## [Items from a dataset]
>> Begin
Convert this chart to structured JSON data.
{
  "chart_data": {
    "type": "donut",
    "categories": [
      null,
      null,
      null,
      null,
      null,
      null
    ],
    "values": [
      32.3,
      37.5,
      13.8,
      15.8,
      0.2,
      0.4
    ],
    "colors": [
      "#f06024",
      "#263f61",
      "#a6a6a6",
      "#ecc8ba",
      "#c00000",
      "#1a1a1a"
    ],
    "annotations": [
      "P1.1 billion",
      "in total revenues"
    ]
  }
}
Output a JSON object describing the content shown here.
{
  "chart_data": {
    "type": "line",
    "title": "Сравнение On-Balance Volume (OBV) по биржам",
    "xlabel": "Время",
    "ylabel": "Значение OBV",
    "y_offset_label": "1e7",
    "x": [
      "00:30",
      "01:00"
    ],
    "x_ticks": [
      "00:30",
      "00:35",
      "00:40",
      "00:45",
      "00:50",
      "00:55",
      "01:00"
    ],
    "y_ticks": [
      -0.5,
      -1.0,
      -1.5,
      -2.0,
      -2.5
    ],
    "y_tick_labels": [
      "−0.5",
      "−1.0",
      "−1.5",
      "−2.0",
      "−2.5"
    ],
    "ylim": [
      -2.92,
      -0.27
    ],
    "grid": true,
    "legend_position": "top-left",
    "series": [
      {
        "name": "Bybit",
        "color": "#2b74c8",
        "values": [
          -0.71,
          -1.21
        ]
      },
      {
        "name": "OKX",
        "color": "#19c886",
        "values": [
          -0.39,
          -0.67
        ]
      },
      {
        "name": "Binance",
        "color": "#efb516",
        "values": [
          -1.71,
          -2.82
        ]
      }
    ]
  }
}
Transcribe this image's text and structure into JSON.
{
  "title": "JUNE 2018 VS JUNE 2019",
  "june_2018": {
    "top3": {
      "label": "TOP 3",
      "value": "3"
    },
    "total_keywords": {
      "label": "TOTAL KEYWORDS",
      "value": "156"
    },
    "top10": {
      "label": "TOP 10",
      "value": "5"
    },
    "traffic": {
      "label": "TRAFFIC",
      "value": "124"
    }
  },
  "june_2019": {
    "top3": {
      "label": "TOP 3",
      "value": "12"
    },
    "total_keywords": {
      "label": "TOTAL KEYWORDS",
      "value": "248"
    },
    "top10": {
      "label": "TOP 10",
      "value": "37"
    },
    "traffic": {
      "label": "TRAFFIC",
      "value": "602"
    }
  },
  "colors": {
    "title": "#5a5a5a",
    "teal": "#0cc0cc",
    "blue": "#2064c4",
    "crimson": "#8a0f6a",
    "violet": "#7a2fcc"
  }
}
>> End
## [Challenge]
Using the listing above, pull out all lines that hold the word "JSON".

## [Answer for the task]
Convert this chart to structured JSON data.
Output a JSON object describing the content shown here.
Transcribe this image's text and structure into JSON.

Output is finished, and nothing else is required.